- **The exercise**
Restate the full set of records exactly, without adding or dropping a word.

- **Records for this exercise**

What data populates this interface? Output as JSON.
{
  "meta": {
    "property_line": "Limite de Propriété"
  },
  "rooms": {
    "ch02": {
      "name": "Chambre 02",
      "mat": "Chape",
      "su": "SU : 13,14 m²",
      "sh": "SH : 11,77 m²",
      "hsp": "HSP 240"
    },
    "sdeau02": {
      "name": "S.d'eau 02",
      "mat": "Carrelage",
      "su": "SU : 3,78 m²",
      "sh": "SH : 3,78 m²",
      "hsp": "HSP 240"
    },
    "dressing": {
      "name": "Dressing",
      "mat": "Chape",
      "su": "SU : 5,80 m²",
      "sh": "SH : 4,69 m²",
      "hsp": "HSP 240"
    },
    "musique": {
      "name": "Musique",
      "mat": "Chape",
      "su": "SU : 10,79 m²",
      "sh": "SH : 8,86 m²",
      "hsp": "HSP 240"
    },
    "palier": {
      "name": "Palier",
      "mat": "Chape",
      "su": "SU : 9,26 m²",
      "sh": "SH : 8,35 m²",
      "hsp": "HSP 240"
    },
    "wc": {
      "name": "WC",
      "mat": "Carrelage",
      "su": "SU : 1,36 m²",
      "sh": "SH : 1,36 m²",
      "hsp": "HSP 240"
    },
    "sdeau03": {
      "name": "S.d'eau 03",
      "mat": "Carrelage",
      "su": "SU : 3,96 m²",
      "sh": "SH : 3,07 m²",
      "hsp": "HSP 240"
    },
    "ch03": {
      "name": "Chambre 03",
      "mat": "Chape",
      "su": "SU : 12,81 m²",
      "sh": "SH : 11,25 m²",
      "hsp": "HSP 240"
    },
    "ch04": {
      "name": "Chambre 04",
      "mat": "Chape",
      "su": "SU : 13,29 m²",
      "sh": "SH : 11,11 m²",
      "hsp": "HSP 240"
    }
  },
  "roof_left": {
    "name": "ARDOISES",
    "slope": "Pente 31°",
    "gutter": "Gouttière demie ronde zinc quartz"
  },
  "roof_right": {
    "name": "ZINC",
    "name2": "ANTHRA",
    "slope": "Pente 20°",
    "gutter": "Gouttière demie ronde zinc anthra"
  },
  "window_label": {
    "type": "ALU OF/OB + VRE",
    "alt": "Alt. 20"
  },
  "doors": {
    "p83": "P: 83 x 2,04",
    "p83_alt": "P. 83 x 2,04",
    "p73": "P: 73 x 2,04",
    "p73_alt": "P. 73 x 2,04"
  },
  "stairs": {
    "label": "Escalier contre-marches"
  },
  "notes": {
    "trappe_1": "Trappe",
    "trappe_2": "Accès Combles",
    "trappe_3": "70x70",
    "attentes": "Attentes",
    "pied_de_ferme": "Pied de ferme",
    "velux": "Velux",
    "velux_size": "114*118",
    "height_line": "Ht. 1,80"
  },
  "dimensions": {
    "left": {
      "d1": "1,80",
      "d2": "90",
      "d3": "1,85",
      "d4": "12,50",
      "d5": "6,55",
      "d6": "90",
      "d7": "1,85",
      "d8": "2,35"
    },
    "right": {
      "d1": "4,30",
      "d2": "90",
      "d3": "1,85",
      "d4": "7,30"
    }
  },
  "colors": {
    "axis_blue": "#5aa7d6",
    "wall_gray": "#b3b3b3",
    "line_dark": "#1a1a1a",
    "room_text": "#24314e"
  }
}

- **Answer to this task**
What data populates this interface? Output as JSON.
{
  "meta": {
    "property_line": "Limite de Propriété"
  },
  "rooms": {
    "ch02": {
      "name": "Chambre 02",
      "mat": "Chape",
      "su": "SU : 13,14 m²",
      "sh": "SH : 11,77 m²",
      "hsp": "HSP 240"
    },
    "sdeau02": {
      "name": "S.d'eau 02",
      "mat": "Carrelage",
      "su": "SU : 3,78 m²",
      "sh": "SH : 3,78 m²",
      "hsp": "HSP 240"
    },
    "dressing": {
      "name": "Dressing",
      "mat": "Chape",
      "su": "SU : 5,80 m²",
      "sh": "SH : 4,69 m²",
      "hsp": "HSP 240"
    },
    "musique": {
      "name": "Musique",
      "mat": "Chape",
      "su": "SU : 10,79 m²",
      "sh": "SH : 8,86 m²",
      "hsp": "HSP 240"
    },
    "palier": {
      "name": "Palier",
      "mat": "Chape",
      "su": "SU : 9,26 m²",
      "sh": "SH : 8,35 m²",
      "hsp": "HSP 240"
    },
    "wc": {
      "name": "WC",
      "mat": "Carrelage",
      "su": "SU : 1,36 m²",
      "sh": "SH : 1,36 m²",
      "hsp": "HSP 240"
    },
    "sdeau03": {
      "name": "S.d'eau 03",
      "mat": "Carrelage",
      "su": "SU : 3,96 m²",
      "sh": "SH : 3,07 m²",
      "hsp": "HSP 240"
    },
    "ch03": {
      "name": "Chambre 03",
      "mat": "Chape",
      "su": "SU : 12,81 m²",
      "sh": "SH : 11,25 m²",
      "hsp": "HSP 240"
    },
    "ch04": {
      "name": "Chambre 04",
      "mat": "Chape",
      "su": "SU : 13,29 m²",
      "sh": "SH : 11,11 m²",
      "hsp": "HSP 240"
    }
  },
  "roof_left": {
    "name": "ARDOISES",
    "slope": "Pente 31°",
    "gutter": "Gouttière demie ronde zinc quartz"
  },
  "roof_right": {
    "name": "ZINC",
    "name2": "ANTHRA",
    "slope": "Pente 20°",
    "gutter": "Gouttière demie ronde zinc anthra"
  },
  "window_label": {
    "type": "ALU OF/OB + VRE",
    "alt": "Alt. 20"
  },
  "doors": {
    "p83": "P: 83 x 2,04",
    "p83_alt": "P. 83 x 2,04",
    "p73": "P: 73 x 2,04",
    "p73_alt": "P. 73 x 2,04"
  },
  "stairs": {
    "label": "Escalier contre-marches"
  },
  "notes": {
    "trappe_1": "Trappe",
    "trappe_2": "Accès Combles",
    "trappe_3": "70x70",
    "attentes": "Attentes",
    "pied_de_ferme": "Pied de ferme",
    "velux": "Velux",
    "velux_size": "114*118",
    "height_line": "Ht. 1,80"
  },
  "dimensions": {
    "left": {
      "d1": "1,80",
      "d2": "90",
      "d3": "1,85",
      "d4": "12,50",
      "d5": "6,55",
      "d6": "90",
      "d7": "1,85",
      "d8": "2,35"
    },
    "right": {
      "d1": "4,30",
      "d2": "90",
      "d3": "1,85",
      "d4": "7,30"
    }
  },
  "colors": {
    "axis_blue": "#5aa7d6",
    "wall_gray": "#b3b3b3",
    "line_dark": "#1a1a1a",
    "room_text": "#24314e"
  }
}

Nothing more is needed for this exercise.